**What is asked**: Find every line in the records that holds the string "bilan". Copy each one.
########################################
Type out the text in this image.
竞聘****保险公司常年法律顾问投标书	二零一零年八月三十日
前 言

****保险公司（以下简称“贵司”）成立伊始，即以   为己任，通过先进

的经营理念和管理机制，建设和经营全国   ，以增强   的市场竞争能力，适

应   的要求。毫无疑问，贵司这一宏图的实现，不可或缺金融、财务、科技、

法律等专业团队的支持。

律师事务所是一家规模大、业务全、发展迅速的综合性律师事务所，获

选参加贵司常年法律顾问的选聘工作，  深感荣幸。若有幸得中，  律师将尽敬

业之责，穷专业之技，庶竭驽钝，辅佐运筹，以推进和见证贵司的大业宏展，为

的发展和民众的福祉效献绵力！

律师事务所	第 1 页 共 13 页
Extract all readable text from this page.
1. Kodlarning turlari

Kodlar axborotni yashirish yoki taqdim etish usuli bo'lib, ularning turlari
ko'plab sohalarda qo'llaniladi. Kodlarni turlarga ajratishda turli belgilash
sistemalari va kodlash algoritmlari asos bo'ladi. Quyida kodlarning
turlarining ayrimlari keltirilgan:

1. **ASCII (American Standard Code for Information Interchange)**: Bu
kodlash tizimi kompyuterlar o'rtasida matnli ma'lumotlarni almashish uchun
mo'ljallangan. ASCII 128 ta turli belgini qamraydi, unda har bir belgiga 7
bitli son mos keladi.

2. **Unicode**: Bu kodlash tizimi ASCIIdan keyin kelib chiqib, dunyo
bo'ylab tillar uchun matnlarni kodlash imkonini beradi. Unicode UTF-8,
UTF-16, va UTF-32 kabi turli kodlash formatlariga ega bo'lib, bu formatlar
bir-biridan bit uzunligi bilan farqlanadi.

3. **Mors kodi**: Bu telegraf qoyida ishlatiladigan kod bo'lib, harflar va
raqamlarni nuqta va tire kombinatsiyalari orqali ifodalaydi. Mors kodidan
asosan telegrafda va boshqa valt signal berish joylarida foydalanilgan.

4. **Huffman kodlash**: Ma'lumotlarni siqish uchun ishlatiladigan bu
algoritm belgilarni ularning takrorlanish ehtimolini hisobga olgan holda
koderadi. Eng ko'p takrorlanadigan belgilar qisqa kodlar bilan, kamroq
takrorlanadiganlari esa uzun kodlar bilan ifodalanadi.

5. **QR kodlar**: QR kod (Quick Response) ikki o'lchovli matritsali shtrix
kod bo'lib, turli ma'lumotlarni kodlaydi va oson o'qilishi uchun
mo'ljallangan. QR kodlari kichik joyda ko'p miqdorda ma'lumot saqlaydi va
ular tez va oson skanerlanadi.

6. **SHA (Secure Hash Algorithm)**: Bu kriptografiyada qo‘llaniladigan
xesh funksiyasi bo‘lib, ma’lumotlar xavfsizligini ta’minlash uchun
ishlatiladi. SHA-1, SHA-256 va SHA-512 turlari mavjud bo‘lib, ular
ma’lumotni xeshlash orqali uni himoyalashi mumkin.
########################################
**Answer to the task**:
bir-biridan bit uzunligi bilan farqlanadi.
koderadi. Eng ko'p takrorlanadigan belgilar qisqa kodlar bilan, kamroq
takrorlanadiganlari esa uzun kodlar bilan ifodalanadi.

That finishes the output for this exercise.